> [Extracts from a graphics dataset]
****************************************
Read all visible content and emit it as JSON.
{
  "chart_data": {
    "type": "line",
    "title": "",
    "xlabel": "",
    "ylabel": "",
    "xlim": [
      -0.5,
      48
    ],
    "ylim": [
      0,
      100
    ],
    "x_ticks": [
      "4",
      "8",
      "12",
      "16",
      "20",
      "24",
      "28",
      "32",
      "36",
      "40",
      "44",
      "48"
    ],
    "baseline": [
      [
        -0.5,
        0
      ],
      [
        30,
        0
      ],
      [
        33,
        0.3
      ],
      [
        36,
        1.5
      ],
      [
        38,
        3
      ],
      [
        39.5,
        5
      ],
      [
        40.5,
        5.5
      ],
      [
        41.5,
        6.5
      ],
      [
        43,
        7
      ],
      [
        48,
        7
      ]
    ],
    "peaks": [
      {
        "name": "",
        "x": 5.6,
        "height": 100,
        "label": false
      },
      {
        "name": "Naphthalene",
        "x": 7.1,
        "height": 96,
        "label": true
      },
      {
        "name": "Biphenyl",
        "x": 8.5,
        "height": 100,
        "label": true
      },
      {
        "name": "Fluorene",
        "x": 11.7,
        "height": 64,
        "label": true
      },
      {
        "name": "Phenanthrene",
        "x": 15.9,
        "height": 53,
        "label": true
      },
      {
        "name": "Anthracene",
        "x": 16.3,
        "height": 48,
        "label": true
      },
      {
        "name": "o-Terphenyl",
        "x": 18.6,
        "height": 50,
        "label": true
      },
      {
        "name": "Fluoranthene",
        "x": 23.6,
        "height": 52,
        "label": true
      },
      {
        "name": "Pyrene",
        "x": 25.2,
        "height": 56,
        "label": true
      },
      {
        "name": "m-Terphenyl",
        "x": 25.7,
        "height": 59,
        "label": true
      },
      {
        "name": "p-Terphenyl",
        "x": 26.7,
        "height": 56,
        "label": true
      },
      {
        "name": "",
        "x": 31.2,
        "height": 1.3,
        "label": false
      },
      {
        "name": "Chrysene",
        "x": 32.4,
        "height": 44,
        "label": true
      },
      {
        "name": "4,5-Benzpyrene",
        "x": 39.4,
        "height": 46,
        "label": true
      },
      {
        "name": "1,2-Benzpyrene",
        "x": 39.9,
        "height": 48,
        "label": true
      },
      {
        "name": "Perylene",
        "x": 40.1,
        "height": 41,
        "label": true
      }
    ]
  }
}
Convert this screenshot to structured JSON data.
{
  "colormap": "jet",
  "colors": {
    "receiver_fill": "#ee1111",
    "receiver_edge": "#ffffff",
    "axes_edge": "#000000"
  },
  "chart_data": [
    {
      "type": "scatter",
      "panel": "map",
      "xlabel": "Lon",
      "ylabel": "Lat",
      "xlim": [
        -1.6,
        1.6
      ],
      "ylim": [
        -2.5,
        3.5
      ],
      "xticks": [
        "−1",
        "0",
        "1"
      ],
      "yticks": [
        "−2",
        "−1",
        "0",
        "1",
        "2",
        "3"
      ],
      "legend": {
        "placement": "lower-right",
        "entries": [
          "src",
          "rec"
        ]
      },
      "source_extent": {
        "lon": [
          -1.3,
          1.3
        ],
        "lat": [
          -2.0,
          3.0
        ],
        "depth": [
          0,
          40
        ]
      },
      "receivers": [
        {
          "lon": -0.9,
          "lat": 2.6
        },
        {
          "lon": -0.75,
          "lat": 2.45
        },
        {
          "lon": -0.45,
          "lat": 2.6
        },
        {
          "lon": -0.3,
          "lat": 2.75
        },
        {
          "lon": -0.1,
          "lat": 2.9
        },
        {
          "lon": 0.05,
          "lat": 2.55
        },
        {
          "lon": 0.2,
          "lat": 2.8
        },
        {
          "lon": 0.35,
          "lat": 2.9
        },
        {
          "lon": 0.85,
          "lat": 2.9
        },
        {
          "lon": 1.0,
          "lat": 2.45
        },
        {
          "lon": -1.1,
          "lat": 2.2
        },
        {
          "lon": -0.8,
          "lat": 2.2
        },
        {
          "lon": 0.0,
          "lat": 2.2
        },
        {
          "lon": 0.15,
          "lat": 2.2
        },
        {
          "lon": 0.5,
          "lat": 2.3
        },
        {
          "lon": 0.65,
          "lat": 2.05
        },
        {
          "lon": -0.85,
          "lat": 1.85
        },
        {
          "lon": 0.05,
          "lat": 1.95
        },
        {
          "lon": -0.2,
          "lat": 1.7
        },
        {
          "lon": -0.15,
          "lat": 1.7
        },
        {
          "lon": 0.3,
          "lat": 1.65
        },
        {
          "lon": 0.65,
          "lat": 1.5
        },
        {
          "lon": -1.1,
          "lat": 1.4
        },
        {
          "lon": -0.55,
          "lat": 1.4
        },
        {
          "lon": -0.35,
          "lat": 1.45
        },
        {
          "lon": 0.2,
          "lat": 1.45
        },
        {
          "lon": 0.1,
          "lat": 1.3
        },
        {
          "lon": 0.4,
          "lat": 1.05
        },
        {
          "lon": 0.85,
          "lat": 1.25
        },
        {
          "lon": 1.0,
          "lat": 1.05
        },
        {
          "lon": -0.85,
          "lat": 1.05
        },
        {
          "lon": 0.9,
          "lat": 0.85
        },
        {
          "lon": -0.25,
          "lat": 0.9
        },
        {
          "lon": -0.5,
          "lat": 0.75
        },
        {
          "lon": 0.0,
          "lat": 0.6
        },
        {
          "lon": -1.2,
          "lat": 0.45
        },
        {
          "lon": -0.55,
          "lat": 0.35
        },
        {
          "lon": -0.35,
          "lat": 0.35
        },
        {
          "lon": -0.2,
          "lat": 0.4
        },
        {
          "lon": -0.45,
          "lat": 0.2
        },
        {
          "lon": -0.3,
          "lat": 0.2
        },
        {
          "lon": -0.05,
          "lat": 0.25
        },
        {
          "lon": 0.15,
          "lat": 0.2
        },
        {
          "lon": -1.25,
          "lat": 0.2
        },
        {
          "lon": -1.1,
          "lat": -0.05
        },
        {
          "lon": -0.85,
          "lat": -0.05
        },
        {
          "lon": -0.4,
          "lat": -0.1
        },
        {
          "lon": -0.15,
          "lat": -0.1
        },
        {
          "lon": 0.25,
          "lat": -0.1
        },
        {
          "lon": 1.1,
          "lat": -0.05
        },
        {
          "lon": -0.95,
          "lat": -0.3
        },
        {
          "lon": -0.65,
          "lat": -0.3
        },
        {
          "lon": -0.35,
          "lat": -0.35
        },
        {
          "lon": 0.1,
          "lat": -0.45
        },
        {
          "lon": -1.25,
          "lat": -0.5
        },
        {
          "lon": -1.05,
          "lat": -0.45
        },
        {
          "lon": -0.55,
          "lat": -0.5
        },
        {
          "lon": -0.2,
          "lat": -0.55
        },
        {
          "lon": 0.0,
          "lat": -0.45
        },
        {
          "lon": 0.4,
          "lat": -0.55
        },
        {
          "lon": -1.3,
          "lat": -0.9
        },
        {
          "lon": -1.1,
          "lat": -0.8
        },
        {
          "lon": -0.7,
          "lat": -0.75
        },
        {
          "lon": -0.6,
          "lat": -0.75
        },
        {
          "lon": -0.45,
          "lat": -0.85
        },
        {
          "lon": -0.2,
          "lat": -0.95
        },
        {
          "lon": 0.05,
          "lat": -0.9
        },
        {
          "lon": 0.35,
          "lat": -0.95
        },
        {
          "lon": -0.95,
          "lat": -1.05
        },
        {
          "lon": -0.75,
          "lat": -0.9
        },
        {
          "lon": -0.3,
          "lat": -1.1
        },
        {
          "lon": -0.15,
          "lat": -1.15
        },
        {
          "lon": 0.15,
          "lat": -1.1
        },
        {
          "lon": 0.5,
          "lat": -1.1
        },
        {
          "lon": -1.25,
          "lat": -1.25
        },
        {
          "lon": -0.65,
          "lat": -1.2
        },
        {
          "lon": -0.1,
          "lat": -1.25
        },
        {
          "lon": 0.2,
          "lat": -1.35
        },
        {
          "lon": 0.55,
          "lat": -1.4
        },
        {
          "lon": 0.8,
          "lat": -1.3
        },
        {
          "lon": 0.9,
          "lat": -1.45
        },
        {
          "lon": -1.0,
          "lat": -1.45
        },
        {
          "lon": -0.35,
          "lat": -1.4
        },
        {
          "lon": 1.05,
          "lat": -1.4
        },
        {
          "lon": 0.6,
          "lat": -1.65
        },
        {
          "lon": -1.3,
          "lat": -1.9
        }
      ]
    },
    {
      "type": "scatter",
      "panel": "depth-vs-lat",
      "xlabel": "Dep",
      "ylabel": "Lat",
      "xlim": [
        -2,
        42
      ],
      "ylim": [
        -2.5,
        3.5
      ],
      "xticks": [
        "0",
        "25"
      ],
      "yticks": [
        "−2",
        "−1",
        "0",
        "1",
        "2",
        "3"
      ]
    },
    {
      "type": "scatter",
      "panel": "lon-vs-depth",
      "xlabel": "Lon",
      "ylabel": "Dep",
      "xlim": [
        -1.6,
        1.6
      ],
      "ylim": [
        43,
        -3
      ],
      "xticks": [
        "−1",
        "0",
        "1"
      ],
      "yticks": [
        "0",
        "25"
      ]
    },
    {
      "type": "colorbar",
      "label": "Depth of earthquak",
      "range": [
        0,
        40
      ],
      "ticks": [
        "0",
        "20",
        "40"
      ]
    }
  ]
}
****************************************
> [PROBLEM TO SOLVE]
Select all lines in the listing above where the word "Terphenyl" appears, and show them.

> [RESULT FOR THIS TASK]
        "name": "o-Terphenyl",
        "name": "m-Terphenyl",
        "name": "p-Terphenyl",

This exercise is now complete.